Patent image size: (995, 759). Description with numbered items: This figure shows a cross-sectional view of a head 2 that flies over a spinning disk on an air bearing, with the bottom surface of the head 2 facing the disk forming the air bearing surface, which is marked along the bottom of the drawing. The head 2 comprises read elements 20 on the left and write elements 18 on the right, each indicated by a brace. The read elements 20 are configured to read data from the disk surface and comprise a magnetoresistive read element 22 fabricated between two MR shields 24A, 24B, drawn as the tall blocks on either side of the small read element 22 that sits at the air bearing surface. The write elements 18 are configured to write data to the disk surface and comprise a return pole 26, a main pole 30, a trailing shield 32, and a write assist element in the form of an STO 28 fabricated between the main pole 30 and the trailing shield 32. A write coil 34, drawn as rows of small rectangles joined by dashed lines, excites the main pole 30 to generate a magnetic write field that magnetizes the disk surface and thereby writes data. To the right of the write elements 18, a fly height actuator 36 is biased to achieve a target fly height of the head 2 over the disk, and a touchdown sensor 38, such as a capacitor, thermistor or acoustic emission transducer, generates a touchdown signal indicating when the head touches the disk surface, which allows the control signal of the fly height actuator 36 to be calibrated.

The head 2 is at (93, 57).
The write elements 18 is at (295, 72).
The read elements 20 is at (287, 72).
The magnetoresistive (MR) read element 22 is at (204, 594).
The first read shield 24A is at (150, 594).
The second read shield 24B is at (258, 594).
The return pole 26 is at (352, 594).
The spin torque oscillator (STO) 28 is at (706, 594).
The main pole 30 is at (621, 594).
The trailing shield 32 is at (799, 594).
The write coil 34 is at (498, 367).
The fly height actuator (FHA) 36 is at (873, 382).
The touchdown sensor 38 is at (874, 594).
════════
Do this> Reproduce all of the rows above, substituting "rotating disk" for every occurrence of "spinning disk" and changing nothing else.

Output of the task>
Patent image size: (995, 759). Description with numbered items: This figure shows a cross-sectional view of a head 2 that flies over a rotating disk on an air bearing, with the bottom surface of the head 2 facing the disk forming the air bearing surface, which is marked along the bottom of the drawing. The head 2 comprises read elements 20 on the left and write elements 18 on the right, each indicated by a brace. The read elements 20 are configured to read data from the disk surface and comprise a magnetoresistive read element 22 fabricated between two MR shields 24A, 24B, drawn as the tall blocks on either side of the small read element 22 that sits at the air bearing surface. The write elements 18 are configured to write data to the disk surface and comprise a return pole 26, a main pole 30, a trailing shield 32, and a write assist element in the form of an STO 28 fabricated between the main pole 30 and the trailing shield 32. A write coil 34, drawn as rows of small rectangles joined by dashed lines, excites the main pole 30 to generate a magnetic write field that magnetizes the disk surface and thereby writes data. To the right of the write elements 18, a fly height actuator 36 is biased to achieve a target fly height of the head 2 over the disk, and a touchdown sensor 38, such as a capacitor, thermistor or acoustic emission transducer, generates a touchdown signal indicating when the head touches the disk surface, which allows the control signal of the fly height actuator 36 to be calibrated.

The head 2 is at (93, 57).
The write elements 18 is at (295, 72).
The read elements 20 is at (287, 72).
The magnetoresistive (MR) read element 22 is at (204, 594).
The first read shield 24A is at (150, 594).
The second read shield 24B is at (258, 594).
The return pole 26 is at (352, 594).
The spin torque oscillator (STO) 28 is at (706, 594).
The main pole 30 is at (621, 594).
The trailing shield 32 is at (799, 594).
The write coil 34 is at (498, 367).
The fly height actuator (FHA) 36 is at (873, 382).
The touchdown sensor 38 is at (874, 594).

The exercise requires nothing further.